(Entries from a dataset)
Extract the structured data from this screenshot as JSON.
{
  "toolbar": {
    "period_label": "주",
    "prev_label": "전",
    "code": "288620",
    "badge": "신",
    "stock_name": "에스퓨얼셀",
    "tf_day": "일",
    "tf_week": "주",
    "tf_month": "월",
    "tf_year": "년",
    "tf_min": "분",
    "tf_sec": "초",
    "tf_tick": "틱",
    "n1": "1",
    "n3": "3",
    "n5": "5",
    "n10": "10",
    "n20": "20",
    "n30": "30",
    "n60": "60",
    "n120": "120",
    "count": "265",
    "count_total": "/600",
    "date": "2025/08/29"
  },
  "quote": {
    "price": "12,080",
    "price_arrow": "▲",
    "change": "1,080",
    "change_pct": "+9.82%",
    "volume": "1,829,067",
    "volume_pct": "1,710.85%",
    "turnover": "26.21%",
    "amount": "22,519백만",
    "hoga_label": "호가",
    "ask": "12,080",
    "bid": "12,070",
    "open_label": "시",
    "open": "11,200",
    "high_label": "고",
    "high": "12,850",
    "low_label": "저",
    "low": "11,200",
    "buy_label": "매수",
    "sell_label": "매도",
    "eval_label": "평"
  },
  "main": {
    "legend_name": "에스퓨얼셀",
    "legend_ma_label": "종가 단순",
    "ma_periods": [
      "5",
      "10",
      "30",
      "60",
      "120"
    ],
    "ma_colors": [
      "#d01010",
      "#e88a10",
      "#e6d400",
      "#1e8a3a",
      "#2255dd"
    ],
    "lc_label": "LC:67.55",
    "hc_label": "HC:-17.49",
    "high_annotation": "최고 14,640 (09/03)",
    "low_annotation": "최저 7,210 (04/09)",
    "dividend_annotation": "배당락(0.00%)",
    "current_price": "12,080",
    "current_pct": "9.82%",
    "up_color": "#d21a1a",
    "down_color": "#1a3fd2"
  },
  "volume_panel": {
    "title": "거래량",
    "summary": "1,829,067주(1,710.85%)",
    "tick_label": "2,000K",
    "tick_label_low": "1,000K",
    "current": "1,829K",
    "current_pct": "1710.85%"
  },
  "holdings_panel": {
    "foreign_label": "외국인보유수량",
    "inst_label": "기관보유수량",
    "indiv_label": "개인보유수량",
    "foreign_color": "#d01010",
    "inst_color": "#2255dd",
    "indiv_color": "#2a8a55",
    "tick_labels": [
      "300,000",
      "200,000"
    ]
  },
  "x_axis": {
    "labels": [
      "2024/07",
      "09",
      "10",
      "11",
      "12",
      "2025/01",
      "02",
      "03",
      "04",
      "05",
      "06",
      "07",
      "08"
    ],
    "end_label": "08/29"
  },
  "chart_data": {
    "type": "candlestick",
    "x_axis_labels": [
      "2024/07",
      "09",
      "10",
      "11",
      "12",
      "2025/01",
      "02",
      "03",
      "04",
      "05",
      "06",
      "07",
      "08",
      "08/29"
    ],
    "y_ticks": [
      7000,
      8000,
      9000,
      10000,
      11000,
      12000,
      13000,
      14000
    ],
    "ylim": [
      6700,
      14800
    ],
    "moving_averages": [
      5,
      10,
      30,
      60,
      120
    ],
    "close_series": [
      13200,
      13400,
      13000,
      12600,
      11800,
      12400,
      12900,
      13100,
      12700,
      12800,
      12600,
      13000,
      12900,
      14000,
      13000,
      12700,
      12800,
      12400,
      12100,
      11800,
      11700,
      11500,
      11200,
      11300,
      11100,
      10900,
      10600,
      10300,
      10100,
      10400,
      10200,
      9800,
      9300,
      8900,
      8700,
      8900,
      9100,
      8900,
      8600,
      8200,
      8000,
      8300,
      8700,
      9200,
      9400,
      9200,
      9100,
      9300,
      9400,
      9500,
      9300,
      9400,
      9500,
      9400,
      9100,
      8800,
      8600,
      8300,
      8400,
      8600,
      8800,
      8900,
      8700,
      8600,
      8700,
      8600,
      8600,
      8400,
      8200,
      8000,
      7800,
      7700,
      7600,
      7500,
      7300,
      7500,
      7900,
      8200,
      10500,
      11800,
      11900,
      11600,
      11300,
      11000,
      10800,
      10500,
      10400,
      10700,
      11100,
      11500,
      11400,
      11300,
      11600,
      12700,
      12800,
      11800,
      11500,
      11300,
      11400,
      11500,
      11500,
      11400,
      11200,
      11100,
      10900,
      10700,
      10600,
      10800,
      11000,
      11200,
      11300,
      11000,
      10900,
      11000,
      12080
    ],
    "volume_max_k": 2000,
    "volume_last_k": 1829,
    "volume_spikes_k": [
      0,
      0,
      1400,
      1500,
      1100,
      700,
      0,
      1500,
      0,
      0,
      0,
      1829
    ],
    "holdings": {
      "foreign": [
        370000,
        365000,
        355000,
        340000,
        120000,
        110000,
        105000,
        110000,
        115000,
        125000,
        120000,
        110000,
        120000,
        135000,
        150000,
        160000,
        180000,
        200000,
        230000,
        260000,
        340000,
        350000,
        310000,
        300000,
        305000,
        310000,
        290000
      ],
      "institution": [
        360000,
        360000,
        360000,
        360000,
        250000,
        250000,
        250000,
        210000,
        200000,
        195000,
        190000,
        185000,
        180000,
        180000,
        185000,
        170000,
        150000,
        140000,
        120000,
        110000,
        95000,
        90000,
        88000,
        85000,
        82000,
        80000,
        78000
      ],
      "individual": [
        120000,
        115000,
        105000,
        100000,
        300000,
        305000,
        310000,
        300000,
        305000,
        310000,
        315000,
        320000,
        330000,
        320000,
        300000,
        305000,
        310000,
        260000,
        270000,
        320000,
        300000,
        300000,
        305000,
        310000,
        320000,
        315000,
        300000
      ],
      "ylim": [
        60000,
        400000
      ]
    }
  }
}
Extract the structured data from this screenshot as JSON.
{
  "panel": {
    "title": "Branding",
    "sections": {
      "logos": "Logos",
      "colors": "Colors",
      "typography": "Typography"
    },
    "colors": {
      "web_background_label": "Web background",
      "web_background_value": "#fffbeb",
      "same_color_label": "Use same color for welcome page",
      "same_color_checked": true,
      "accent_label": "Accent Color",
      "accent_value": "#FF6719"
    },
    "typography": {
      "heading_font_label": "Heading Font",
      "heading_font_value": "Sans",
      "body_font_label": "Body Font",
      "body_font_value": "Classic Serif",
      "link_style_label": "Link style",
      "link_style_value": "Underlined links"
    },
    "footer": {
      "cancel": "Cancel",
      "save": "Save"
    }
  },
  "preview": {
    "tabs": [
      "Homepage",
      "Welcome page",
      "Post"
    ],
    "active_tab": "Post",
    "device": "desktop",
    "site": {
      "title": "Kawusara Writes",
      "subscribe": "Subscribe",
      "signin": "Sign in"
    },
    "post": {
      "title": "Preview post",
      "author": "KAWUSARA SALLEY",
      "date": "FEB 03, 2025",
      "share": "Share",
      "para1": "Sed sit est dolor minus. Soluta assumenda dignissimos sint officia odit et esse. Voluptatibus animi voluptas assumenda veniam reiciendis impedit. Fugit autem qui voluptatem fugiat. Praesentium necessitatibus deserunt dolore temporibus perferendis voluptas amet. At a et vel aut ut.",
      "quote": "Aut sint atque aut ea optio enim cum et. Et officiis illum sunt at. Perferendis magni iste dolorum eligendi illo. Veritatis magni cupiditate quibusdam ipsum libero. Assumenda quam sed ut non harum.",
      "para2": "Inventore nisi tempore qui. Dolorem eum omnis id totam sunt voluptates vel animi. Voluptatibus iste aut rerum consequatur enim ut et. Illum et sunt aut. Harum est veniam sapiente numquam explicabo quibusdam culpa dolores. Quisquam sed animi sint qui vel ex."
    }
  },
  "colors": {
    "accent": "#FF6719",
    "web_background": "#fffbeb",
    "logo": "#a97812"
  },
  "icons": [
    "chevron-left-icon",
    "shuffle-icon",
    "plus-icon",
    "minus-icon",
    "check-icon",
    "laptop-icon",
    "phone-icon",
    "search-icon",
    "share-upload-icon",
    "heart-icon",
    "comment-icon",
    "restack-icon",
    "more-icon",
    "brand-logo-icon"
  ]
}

Do this |
Pick out every line above that contains the word "quote" and copy it.

Correct answer |
  "quote": {
      "quote": "Aut sint atque aut ea optio enim cum et. Et officiis illum sunt at. Perferendis magni iste dolorum eligendi illo. Veritatis magni cupiditate quibusdam ipsum libero. Assumenda quam sed ut non harum.",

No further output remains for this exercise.